> **Source document**
[Start of section]

Microsoft has introduced a security feature called Reject Direct Send, which blocks spoofed messages sent directly to Microsoft 365 tenants without proper authentication.

If your organization has enabled this feature, Microsoft recommends creating a partner connector to explicitly authorize trusted mail sources, as outlined here.

Ensure SpamHero is using static delivery IPs

Before getting started, confirm that your domain is configured to use the SpamHero static delivery IPs.

1. From within the SpamHero control panel go to Settings > Delivery Mail host or use this shortcut: https://www.spamhero.com/cp/settings/mail-host
2. On the Delivery mail host page, switch your Mail host configuration to Mail host will only accept email from specific IPs or on a specific port. Doing so will ensure that we always use the same IPs to deliver your mail. example

   
   

    

Add a partner connector in Microsoft 365

1. Go to the Exchange Admin Center: https://admin.exchange.microsoft.com/
2. In the left menu, go to Mail flow > Connectors
3. Click the + Add a connector button
4. On the Connection From / To screen:
   • From: Partner organization
   • To: Microsoft 365
5. Click Next and give your connector a name
   Example: Spam Filter Relay
6. When asked how you want to identify email from your partner:
   • Select: Use the sender's IP address
7. Add each of the SpamHero IPs to the list
   

   You can find the list of IPs in the SpamHero control panel on the Delivery Mail host page (under Settings > Delivery Mail host)

[End of section]

> **Questions on the material**
• a. In the guide, which option should be selected when Microsoft 365 asks how to identify email from the partner?
• b. Quote everything in the guide from "Microsoft has introduced" down to "static delivery IPs.".
Rely only on the guide when you respond.

Entries drawn from a collection
[Start of section]

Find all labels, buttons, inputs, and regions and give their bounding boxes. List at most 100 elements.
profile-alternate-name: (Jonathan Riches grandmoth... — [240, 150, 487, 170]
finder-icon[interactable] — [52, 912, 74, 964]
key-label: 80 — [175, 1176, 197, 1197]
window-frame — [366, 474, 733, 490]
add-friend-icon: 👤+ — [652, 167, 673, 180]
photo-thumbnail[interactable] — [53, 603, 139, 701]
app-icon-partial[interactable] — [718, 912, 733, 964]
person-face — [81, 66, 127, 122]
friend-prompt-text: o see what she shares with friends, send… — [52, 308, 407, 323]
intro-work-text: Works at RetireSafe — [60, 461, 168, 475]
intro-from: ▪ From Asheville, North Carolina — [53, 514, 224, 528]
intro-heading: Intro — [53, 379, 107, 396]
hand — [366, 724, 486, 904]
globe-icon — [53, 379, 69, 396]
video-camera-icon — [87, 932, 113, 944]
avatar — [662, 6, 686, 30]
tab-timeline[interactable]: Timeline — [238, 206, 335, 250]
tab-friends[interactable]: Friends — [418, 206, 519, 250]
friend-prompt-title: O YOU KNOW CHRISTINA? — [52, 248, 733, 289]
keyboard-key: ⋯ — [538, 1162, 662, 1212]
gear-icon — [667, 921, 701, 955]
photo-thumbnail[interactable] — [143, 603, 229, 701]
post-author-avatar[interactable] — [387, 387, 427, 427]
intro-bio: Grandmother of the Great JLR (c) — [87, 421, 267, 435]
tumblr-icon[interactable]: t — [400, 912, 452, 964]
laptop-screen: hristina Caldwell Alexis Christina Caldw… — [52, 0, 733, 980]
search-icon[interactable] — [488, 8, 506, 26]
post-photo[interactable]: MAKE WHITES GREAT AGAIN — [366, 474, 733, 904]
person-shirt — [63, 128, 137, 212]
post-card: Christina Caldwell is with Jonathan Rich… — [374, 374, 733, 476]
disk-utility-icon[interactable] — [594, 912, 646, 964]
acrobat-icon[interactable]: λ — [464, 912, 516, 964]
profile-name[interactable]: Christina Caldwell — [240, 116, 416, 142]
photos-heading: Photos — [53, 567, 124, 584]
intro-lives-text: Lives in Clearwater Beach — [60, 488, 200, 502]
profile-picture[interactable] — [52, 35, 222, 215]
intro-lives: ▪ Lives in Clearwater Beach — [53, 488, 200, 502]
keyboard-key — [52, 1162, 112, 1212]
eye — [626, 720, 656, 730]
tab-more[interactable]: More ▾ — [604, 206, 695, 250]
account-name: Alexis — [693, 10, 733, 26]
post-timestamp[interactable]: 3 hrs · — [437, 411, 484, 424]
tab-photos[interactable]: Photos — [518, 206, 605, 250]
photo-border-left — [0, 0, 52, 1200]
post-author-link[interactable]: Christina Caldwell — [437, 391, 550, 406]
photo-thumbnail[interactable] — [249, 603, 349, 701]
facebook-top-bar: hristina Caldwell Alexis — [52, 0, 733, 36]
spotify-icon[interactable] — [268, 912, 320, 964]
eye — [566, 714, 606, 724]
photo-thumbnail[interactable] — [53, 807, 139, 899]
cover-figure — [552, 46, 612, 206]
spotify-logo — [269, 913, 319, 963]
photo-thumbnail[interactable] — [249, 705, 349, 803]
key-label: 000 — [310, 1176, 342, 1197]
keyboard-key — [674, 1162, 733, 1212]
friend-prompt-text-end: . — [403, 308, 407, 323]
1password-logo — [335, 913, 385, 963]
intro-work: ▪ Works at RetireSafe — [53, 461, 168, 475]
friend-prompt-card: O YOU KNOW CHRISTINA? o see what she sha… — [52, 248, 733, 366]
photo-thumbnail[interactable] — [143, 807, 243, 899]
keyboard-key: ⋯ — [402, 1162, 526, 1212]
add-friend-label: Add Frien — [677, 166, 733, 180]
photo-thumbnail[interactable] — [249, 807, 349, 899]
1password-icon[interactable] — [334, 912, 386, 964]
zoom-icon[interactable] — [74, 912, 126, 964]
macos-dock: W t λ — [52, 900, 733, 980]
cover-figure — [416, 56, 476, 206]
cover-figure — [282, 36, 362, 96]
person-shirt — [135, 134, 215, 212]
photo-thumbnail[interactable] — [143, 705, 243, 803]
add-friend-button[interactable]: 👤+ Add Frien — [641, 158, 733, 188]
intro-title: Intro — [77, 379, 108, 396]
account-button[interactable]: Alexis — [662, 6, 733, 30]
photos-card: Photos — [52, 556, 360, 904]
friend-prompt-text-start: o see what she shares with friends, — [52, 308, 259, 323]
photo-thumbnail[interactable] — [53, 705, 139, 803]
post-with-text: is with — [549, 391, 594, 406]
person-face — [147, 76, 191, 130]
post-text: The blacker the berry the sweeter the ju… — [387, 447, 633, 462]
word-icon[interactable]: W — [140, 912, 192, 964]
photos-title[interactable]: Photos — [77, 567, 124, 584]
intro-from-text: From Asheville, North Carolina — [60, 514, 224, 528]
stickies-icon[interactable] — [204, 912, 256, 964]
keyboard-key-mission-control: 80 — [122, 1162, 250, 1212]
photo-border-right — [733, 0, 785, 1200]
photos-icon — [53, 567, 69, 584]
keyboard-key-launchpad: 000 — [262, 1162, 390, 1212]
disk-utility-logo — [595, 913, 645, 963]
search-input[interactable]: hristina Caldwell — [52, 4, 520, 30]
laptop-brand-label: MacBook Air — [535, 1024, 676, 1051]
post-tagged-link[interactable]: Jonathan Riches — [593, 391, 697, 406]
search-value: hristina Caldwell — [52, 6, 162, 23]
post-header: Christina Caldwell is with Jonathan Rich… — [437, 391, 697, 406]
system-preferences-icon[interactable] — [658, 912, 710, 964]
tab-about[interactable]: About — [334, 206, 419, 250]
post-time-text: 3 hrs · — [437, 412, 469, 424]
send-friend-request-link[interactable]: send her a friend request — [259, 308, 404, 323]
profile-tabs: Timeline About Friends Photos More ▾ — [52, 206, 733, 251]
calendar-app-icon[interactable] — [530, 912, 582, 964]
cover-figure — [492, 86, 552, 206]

[End of section]

> **Solved tasks**
• a. Use the sender's IP address.

• b.
Microsoft has introduced a security feature called Reject Direct Send, which blocks spoofed messages sent directly to Microsoft 365 tenants without proper authentication.

If your organization has enabled this feature, Microsoft recommends creating a partner connector to explicitly authorize trusted mail sources, as outlined here.

Ensure SpamHero is using static delivery IPs

Before getting started, confirm that your domain is configured to use the SpamHero static delivery IPs.